• THE INPUT

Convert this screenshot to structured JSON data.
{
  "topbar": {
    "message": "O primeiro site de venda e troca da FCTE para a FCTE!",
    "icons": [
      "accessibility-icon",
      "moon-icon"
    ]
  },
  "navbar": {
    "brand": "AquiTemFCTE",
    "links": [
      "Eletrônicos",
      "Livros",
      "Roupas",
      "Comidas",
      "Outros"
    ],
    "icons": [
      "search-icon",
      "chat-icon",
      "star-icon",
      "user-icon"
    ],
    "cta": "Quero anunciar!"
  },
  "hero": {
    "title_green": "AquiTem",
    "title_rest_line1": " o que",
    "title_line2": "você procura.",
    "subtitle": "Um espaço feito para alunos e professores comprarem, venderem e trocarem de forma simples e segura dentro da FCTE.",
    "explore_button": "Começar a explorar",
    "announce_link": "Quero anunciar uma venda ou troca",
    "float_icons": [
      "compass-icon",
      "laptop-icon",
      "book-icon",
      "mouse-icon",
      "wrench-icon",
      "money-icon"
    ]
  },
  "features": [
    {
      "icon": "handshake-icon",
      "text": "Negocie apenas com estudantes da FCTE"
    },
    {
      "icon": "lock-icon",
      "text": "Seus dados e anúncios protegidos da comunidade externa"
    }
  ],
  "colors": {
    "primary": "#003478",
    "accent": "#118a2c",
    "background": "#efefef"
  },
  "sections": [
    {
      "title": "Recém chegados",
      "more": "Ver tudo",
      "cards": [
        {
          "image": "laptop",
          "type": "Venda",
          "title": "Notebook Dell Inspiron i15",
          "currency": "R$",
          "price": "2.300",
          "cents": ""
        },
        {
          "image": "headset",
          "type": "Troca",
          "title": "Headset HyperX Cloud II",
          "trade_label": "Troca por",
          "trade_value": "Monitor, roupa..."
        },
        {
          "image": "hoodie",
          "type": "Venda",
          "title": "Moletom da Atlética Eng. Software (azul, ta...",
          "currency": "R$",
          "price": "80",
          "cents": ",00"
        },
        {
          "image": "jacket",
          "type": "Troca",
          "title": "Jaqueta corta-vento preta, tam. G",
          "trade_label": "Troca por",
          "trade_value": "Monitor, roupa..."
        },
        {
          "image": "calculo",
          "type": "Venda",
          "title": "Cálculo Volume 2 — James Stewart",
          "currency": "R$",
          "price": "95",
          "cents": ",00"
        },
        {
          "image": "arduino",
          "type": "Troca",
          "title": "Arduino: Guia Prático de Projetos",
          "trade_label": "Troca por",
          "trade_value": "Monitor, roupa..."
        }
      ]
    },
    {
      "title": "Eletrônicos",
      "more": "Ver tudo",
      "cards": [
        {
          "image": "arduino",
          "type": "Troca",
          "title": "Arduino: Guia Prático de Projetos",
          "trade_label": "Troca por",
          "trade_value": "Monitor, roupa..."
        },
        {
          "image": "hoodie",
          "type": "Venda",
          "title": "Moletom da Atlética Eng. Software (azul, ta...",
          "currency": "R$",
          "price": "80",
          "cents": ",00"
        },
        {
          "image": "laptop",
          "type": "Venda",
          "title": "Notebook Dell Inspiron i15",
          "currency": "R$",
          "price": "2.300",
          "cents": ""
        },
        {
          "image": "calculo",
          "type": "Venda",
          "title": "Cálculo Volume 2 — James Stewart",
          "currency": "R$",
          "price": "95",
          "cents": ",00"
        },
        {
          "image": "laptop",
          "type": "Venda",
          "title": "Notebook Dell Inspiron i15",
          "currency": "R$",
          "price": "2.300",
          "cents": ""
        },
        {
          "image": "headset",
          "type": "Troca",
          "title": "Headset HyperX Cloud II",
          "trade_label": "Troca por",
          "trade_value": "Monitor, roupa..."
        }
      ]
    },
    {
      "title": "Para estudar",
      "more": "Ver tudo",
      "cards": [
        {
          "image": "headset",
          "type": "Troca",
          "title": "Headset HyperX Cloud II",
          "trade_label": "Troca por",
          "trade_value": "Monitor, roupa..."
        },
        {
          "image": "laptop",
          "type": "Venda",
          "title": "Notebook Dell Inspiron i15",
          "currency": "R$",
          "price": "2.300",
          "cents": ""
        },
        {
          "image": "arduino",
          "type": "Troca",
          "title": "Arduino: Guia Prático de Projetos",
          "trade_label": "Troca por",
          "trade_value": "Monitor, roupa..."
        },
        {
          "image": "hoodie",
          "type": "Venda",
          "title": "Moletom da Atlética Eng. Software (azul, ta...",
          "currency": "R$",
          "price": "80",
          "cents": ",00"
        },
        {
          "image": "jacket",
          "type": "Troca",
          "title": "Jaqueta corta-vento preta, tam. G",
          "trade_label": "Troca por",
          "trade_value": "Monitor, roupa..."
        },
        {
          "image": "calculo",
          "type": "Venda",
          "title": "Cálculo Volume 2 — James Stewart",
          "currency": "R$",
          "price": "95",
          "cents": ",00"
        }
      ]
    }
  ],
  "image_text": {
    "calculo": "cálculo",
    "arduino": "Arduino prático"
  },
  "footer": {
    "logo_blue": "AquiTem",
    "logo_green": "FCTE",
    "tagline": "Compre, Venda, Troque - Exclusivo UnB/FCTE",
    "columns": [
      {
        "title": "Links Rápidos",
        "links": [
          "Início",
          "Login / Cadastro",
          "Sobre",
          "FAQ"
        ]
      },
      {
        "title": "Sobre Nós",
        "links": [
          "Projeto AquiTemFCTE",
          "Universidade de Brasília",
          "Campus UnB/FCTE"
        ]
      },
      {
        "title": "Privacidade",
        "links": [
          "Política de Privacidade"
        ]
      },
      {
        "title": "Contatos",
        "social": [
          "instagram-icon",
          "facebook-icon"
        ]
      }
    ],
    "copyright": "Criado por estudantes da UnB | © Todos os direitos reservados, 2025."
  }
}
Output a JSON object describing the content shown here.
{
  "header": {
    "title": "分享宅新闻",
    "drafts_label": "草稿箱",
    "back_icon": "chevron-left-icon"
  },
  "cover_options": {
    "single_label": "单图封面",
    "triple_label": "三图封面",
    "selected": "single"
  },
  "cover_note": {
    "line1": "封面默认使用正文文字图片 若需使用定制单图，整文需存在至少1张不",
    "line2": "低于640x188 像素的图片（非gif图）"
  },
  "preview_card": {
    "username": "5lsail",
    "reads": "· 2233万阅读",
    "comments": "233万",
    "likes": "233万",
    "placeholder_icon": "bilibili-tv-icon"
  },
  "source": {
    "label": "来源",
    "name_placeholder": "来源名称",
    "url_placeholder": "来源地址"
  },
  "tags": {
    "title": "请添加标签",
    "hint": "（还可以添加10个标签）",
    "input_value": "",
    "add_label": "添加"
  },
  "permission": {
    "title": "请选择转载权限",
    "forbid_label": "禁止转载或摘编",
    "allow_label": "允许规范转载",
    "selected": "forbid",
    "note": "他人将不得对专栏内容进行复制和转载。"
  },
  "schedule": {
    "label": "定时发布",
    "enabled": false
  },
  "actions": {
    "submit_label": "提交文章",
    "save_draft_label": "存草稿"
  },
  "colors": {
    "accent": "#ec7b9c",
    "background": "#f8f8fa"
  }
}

• DESCRIPTION OF THE TASK
The whole listing above needs to be written out again exactly.

• SOLUTION TO THIS TASK
Convert this screenshot to structured JSON data.
{
  "topbar": {
    "message": "O primeiro site de venda e troca da FCTE para a FCTE!",
    "icons": [
      "accessibility-icon",
      "moon-icon"
    ]
  },
  "navbar": {
    "brand": "AquiTemFCTE",
    "links": [
      "Eletrônicos",
      "Livros",
      "Roupas",
      "Comidas",
      "Outros"
    ],
    "icons": [
      "search-icon",
      "chat-icon",
      "star-icon",
      "user-icon"
    ],
    "cta": "Quero anunciar!"
  },
  "hero": {
    "title_green": "AquiTem",
    "title_rest_line1": " o que",
    "title_line2": "você procura.",
    "subtitle": "Um espaço feito para alunos e professores comprarem, venderem e trocarem de forma simples e segura dentro da FCTE.",
    "explore_button": "Começar a explorar",
    "announce_link": "Quero anunciar uma venda ou troca",
    "float_icons": [
      "compass-icon",
      "laptop-icon",
      "book-icon",
      "mouse-icon",
      "wrench-icon",
      "money-icon"
    ]
  },
  "features": [
    {
      "icon": "handshake-icon",
      "text": "Negocie apenas com estudantes da FCTE"
    },
    {
      "icon": "lock-icon",
      "text": "Seus dados e anúncios protegidos da comunidade externa"
    }
  ],
  "colors": {
    "primary": "#003478",
    "accent": "#118a2c",
    "background": "#efefef"
  },
  "sections": [
    {
      "title": "Recém chegados",
      "more": "Ver tudo",
      "cards": [
        {
          "image": "laptop",
          "type": "Venda",
          "title": "Notebook Dell Inspiron i15",
          "currency": "R$",
          "price": "2.300",
          "cents": ""
        },
        {
          "image": "headset",
          "type": "Troca",
          "title": "Headset HyperX Cloud II",
          "trade_label": "Troca por",
          "trade_value": "Monitor, roupa..."
        },
        {
          "image": "hoodie",
          "type": "Venda",
          "title": "Moletom da Atlética Eng. Software (azul, ta...",
          "currency": "R$",
          "price": "80",
          "cents": ",00"
        },
        {
          "image": "jacket",
          "type": "Troca",
          "title": "Jaqueta corta-vento preta, tam. G",
          "trade_label": "Troca por",
          "trade_value": "Monitor, roupa..."
        },
        {
          "image": "calculo",
          "type": "Venda",
          "title": "Cálculo Volume 2 — James Stewart",
          "currency": "R$",
          "price": "95",
          "cents": ",00"
        },
        {
          "image": "arduino",
          "type": "Troca",
          "title": "Arduino: Guia Prático de Projetos",
          "trade_label": "Troca por",
          "trade_value": "Monitor, roupa..."
        }
      ]
    },
    {
      "title": "Eletrônicos",
      "more": "Ver tudo",
      "cards": [
        {
          "image": "arduino",
          "type": "Troca",
          "title": "Arduino: Guia Prático de Projetos",
          "trade_label": "Troca por",
          "trade_value": "Monitor, roupa..."
        },
        {
          "image": "hoodie",
          "type": "Venda",
          "title": "Moletom da Atlética Eng. Software (azul, ta...",
          "currency": "R$",
          "price": "80",
          "cents": ",00"
        },
        {
          "image": "laptop",
          "type": "Venda",
          "title": "Notebook Dell Inspiron i15",
          "currency": "R$",
          "price": "2.300",
          "cents": ""
        },
        {
          "image": "calculo",
          "type": "Venda",
          "title": "Cálculo Volume 2 — James Stewart",
          "currency": "R$",
          "price": "95",
          "cents": ",00"
        },
        {
          "image": "laptop",
          "type": "Venda",
          "title": "Notebook Dell Inspiron i15",
          "currency": "R$",
          "price": "2.300",
          "cents": ""
        },
        {
          "image": "headset",
          "type": "Troca",
          "title": "Headset HyperX Cloud II",
          "trade_label": "Troca por",
          "trade_value": "Monitor, roupa..."
        }
      ]
    },
    {
      "title": "Para estudar",
      "more": "Ver tudo",
      "cards": [
        {
          "image": "headset",
          "type": "Troca",
          "title": "Headset HyperX Cloud II",
          "trade_label": "Troca por",
          "trade_value": "Monitor, roupa..."
        },
        {
          "image": "laptop",
          "type": "Venda",
          "title": "Notebook Dell Inspiron i15",
          "currency": "R$",
          "price": "2.300",
          "cents": ""
        },
        {
          "image": "arduino",
          "type": "Troca",
          "title": "Arduino: Guia Prático de Projetos",
          "trade_label": "Troca por",
          "trade_value": "Monitor, roupa..."
        },
        {
          "image": "hoodie",
          "type": "Venda",
          "title": "Moletom da Atlética Eng. Software (azul, ta...",
          "currency": "R$",
          "price": "80",
          "cents": ",00"
        },
        {
          "image": "jacket",
          "type": "Troca",
          "title": "Jaqueta corta-vento preta, tam. G",
          "trade_label": "Troca por",
          "trade_value": "Monitor, roupa..."
        },
        {
          "image": "calculo",
          "type": "Venda",
          "title": "Cálculo Volume 2 — James Stewart",
          "currency": "R$",
          "price": "95",
          "cents": ",00"
        }
      ]
    }
  ],
  "image_text": {
    "calculo": "cálculo",
    "arduino": "Arduino prático"
  },
  "footer": {
    "logo_blue": "AquiTem",
    "logo_green": "FCTE",
    "tagline": "Compre, Venda, Troque - Exclusivo UnB/FCTE",
    "columns": [
      {
        "title": "Links Rápidos",
        "links": [
          "Início",
          "Login / Cadastro",
          "Sobre",
          "FAQ"
        ]
      },
      {
        "title": "Sobre Nós",
        "links": [
          "Projeto AquiTemFCTE",
          "Universidade de Brasília",
          "Campus UnB/FCTE"
        ]
      },
      {
        "title": "Privacidade",
        "links": [
          "Política de Privacidade"
        ]
      },
      {
        "title": "Contatos",
        "social": [
          "instagram-icon",
          "facebook-icon"
        ]
      }
    ],
    "copyright": "Criado por estudantes da UnB | © Todos os direitos reservados, 2025."
  }
}
Output a JSON object describing the content shown here.
{
  "header": {
    "title": "分享宅新闻",
    "drafts_label": "草稿箱",
    "back_icon": "chevron-left-icon"
  },
  "cover_options": {
    "single_label": "单图封面",
    "triple_label": "三图封面",
    "selected": "single"
  },
  "cover_note": {
    "line1": "封面默认使用正文文字图片 若需使用定制单图，整文需存在至少1张不",
    "line2": "低于640x188 像素的图片（非gif图）"
  },
  "preview_card": {
    "username": "5lsail",
    "reads": "· 2233万阅读",
    "comments": "233万",
    "likes": "233万",
    "placeholder_icon": "bilibili-tv-icon"
  },
  "source": {
    "label": "来源",
    "name_placeholder": "来源名称",
    "url_placeholder": "来源地址"
  },
  "tags": {
    "title": "请添加标签",
    "hint": "（还可以添加10个标签）",
    "input_value": "",
    "add_label": "添加"
  },
  "permission": {
    "title": "请选择转载权限",
    "forbid_label": "禁止转载或摘编",
    "allow_label": "允许规范转载",
    "selected": "forbid",
    "note": "他人将不得对专栏内容进行复制和转载。"
  },
  "schedule": {
    "label": "定时发布",
    "enabled": false
  },
  "actions": {
    "submit_label": "提交文章",
    "save_draft_label": "存草稿"
  },
  "colors": {
    "accent": "#ec7b9c",
    "background": "#f8f8fa"
  }
}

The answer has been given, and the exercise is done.